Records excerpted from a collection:
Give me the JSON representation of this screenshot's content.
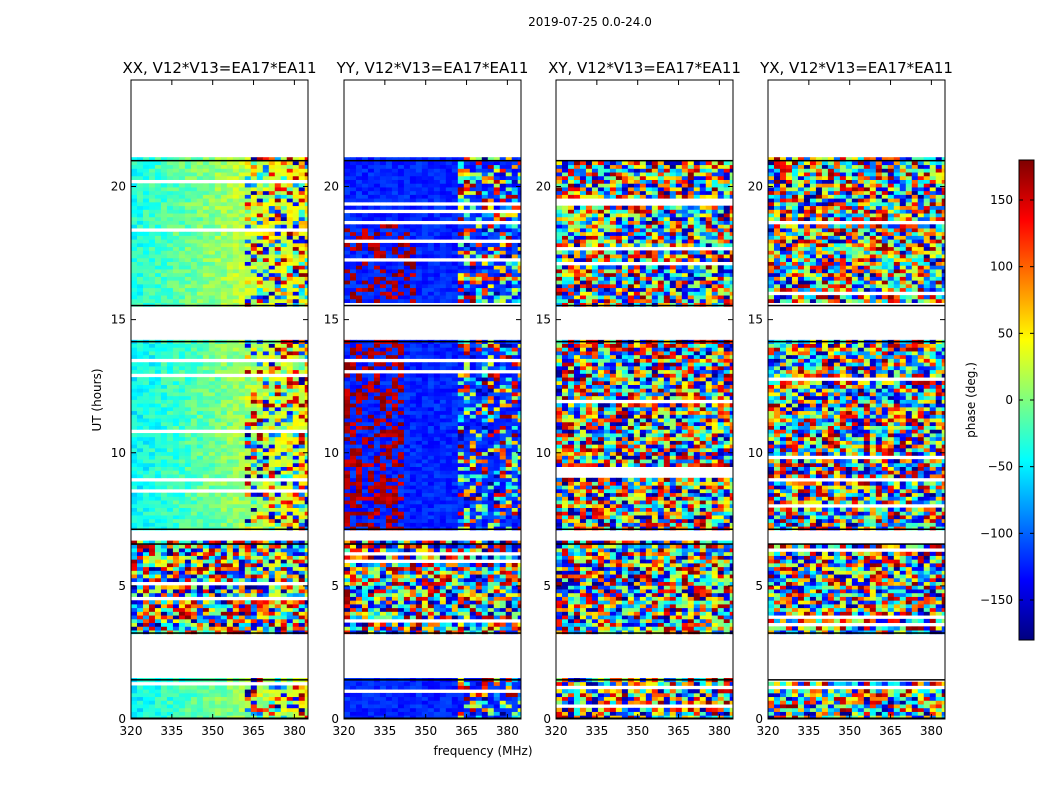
{
  "figure": {
    "suptitle": "2019-07-25 0.0-24.0"
  },
  "chart_data": {
    "type": "heatmap",
    "xlabel": "frequency (MHz)",
    "ylabel": "UT (hours)",
    "xlim": [
      320,
      385
    ],
    "ylim": [
      0,
      24
    ],
    "xticks": [
      320,
      335,
      350,
      365,
      380
    ],
    "yticks": [
      0,
      5,
      10,
      15,
      20
    ],
    "colorbar": {
      "label": "phase (deg.)",
      "vmin": -180,
      "vmax": 180,
      "ticks": [
        -150,
        -100,
        -50,
        0,
        50,
        100,
        150
      ],
      "tick_labels": [
        "−150",
        "−100",
        "−50",
        "0",
        "50",
        "100",
        "150"
      ],
      "colormap": "jet",
      "colors": [
        "#00007f",
        "#0000ff",
        "#007fff",
        "#00ffff",
        "#7fff7f",
        "#ffff00",
        "#ff7f00",
        "#ff0000",
        "#7f0000"
      ]
    },
    "observed_time_ranges_hours": [
      [
        0.0,
        1.5
      ],
      [
        3.2,
        6.6
      ],
      [
        7.1,
        14.2
      ],
      [
        15.5,
        21.0
      ]
    ],
    "panels": [
      {
        "title": "XX, V12*V13=EA17*EA11",
        "phase_description": "mostly -30 to +60 deg, rising with frequency; noisy 3.2-6.6 h"
      },
      {
        "title": "YY, V12*V13=EA17*EA11",
        "phase_description": "mostly -180/+180 wrapped, blue/red; noisy 3.2-6.6 h"
      },
      {
        "title": "XY, V12*V13=EA17*EA11",
        "phase_description": "random phase noise"
      },
      {
        "title": "YX, V12*V13=EA17*EA11",
        "phase_description": "random phase noise"
      }
    ]
  }
}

**The request**
Pick out the lines that have the word "mostly". Copy them all.

**Task output**
        "phase_description": "mostly -30 to +60 deg, rising with frequency; noisy 3.2-6.6 h"
        "phase_description": "mostly -180/+180 wrapped, blue/red; noisy 3.2-6.6 h"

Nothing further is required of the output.